### Task description
Write out the data again exactly, skipping every picture.

## BEGIN Provided information

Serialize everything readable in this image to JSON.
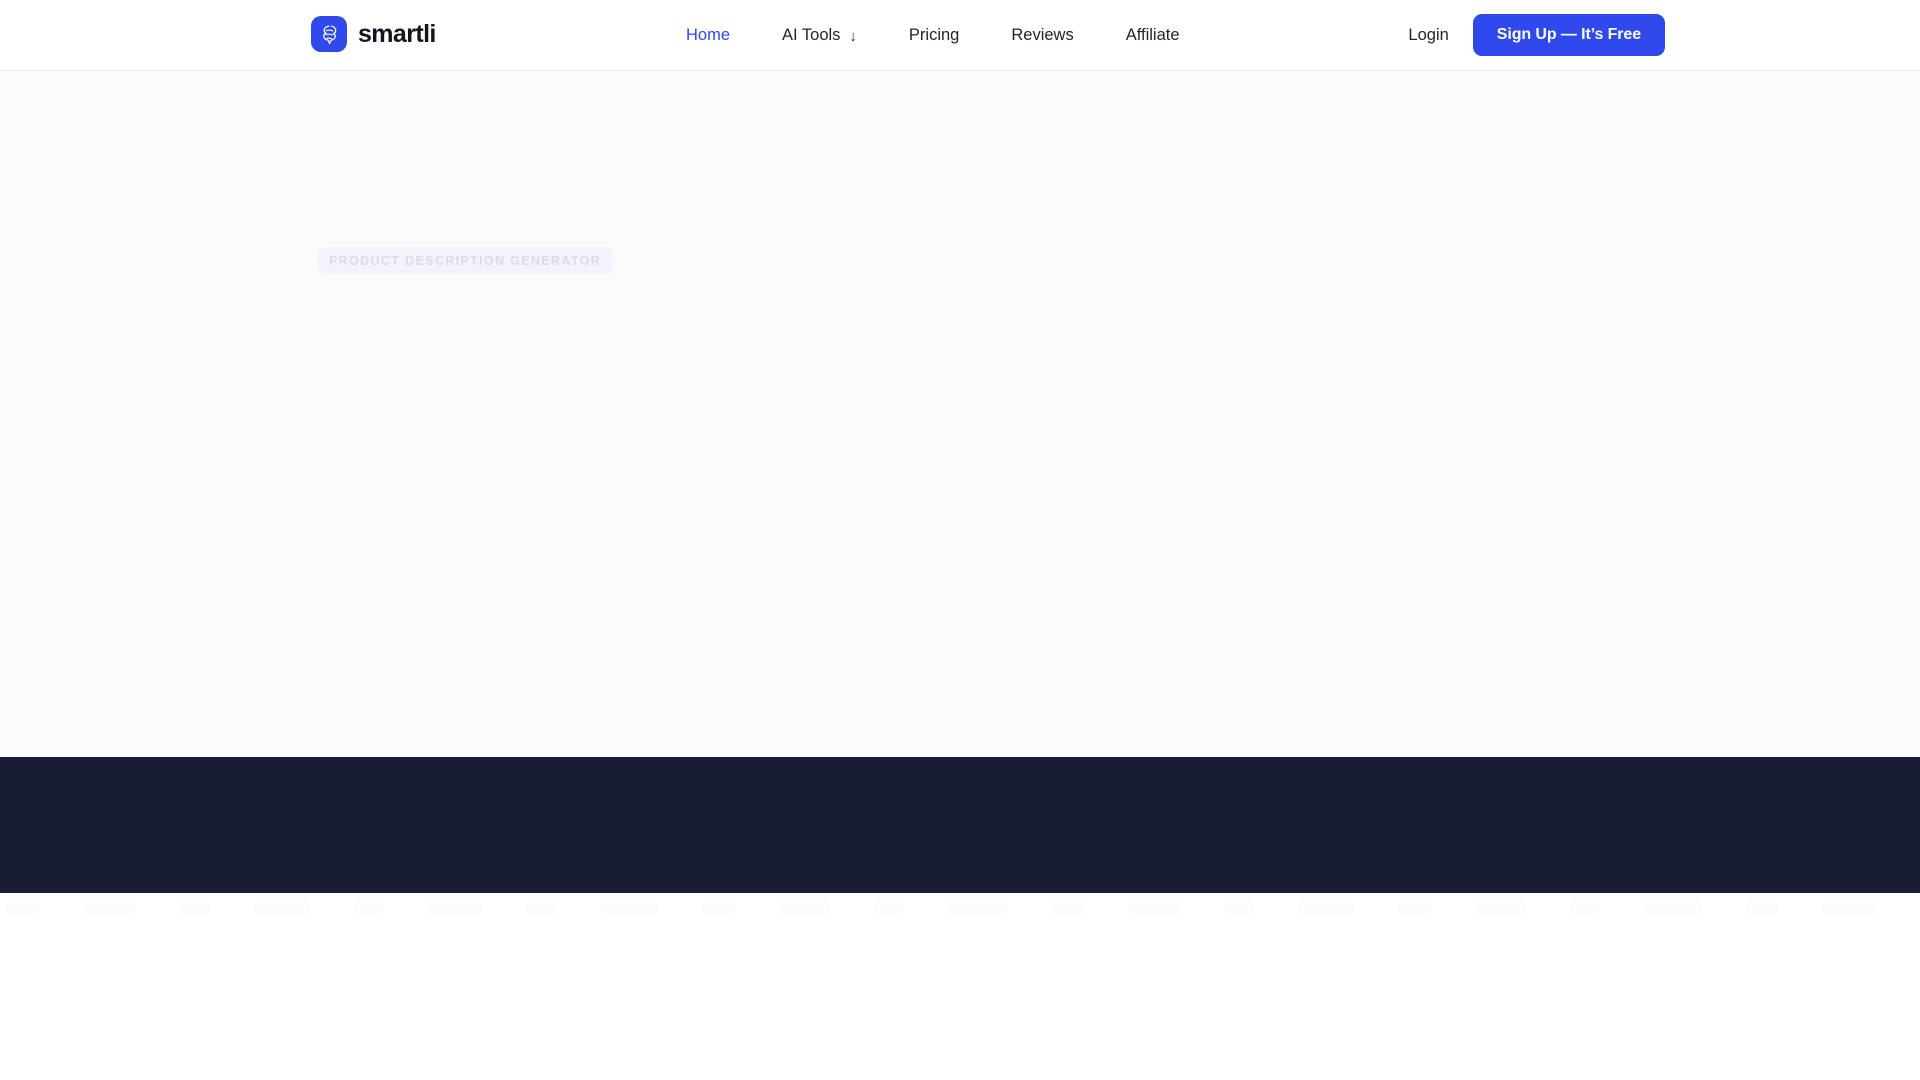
{
  "header": {
    "brand": {
      "icon": "smartli-logo-icon",
      "name": "smartli",
      "mark_color": "#2f49ec"
    },
    "nav": [
      {
        "label": "Home",
        "active": true,
        "caret": ""
      },
      {
        "label": "AI Tools",
        "active": false,
        "caret": "↓"
      },
      {
        "label": "Pricing",
        "active": false,
        "caret": ""
      },
      {
        "label": "Reviews",
        "active": false,
        "caret": ""
      },
      {
        "label": "Affiliate",
        "active": false,
        "caret": ""
      }
    ],
    "auth": {
      "login_label": "Login",
      "signup_label": "Sign Up — It’s Free",
      "signup_color": "#2f49ec"
    },
    "border_color": "#ececf1",
    "background": "#ffffff"
  },
  "hero": {
    "badge_label": "PRODUCT DESCRIPTION GENERATOR",
    "badge_text_color": "#dadaf0",
    "badge_background": "#f3f3fb",
    "background": "#fbfbfd"
  },
  "dark_band": {
    "background": "#181d35"
  },
  "logo_strip": {
    "background": "#ffffff",
    "items": [
      {
        "label": ""
      },
      {
        "label": ""
      },
      {
        "label": ""
      },
      {
        "label": ""
      },
      {
        "label": ""
      },
      {
        "label": ""
      },
      {
        "label": ""
      },
      {
        "label": ""
      },
      {
        "label": ""
      },
      {
        "label": ""
      },
      {
        "label": ""
      },
      {
        "label": ""
      },
      {
        "label": ""
      },
      {
        "label": ""
      },
      {
        "label": ""
      },
      {
        "label": ""
      },
      {
        "label": ""
      },
      {
        "label": ""
      },
      {
        "label": ""
      },
      {
        "label": ""
      },
      {
        "label": ""
      },
      {
        "label": ""
      },
      {
        "label": ""
      },
      {
        "label": ""
      },
      {
        "label": ""
      },
      {
        "label": ""
      },
      {
        "label": ""
      },
      {
        "label": ""
      }
    ]
  }
}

## END Provided information

### Finished answer
Serialize everything readable in this image to JSON.
{
  "header": {
    "brand": {
      "icon": "smartli-logo-icon",
      "name": "smartli",
      "mark_color": "#2f49ec"
    },
    "nav": [
      {
        "label": "Home",
        "active": true,
        "caret": ""
      },
      {
        "label": "AI Tools",
        "active": false,
        "caret": "↓"
      },
      {
        "label": "Pricing",
        "active": false,
        "caret": ""
      },
      {
        "label": "Reviews",
        "active": false,
        "caret": ""
      },
      {
        "label": "Affiliate",
        "active": false,
        "caret": ""
      }
    ],
    "auth": {
      "login_label": "Login",
      "signup_label": "Sign Up — It’s Free",
      "signup_color": "#2f49ec"
    },
    "border_color": "#ececf1",
    "background": "#ffffff"
  },
  "hero": {
    "badge_label": "PRODUCT DESCRIPTION GENERATOR",
    "badge_text_color": "#dadaf0",
    "badge_background": "#f3f3fb",
    "background": "#fbfbfd"
  },
  "dark_band": {
    "background": "#181d35"
  },
  "logo_strip": {
    "background": "#ffffff",
    "items": [
      {
        "label": ""
      },
      {
        "label": ""
      },
      {
        "label": ""
      },
      {
        "label": ""
      },
      {
        "label": ""
      },
      {
        "label": ""
      },
      {
        "label": ""
      },
      {
        "label": ""
      },
      {
        "label": ""
      },
      {
        "label": ""
      },
      {
        "label": ""
      },
      {
        "label": ""
      },
      {
        "label": ""
      },
      {
        "label": ""
      },
      {
        "label": ""
      },
      {
        "label": ""
      },
      {
        "label": ""
      },
      {
        "label": ""
      },
      {
        "label": ""
      },
      {
        "label": ""
      },
      {
        "label": ""
      },
      {
        "label": ""
      },
      {
        "label": ""
      },
      {
        "label": ""
      },
      {
        "label": ""
      },
      {
        "label": ""
      },
      {
        "label": ""
      },
      {
        "label": ""
      }
    ]
  }
}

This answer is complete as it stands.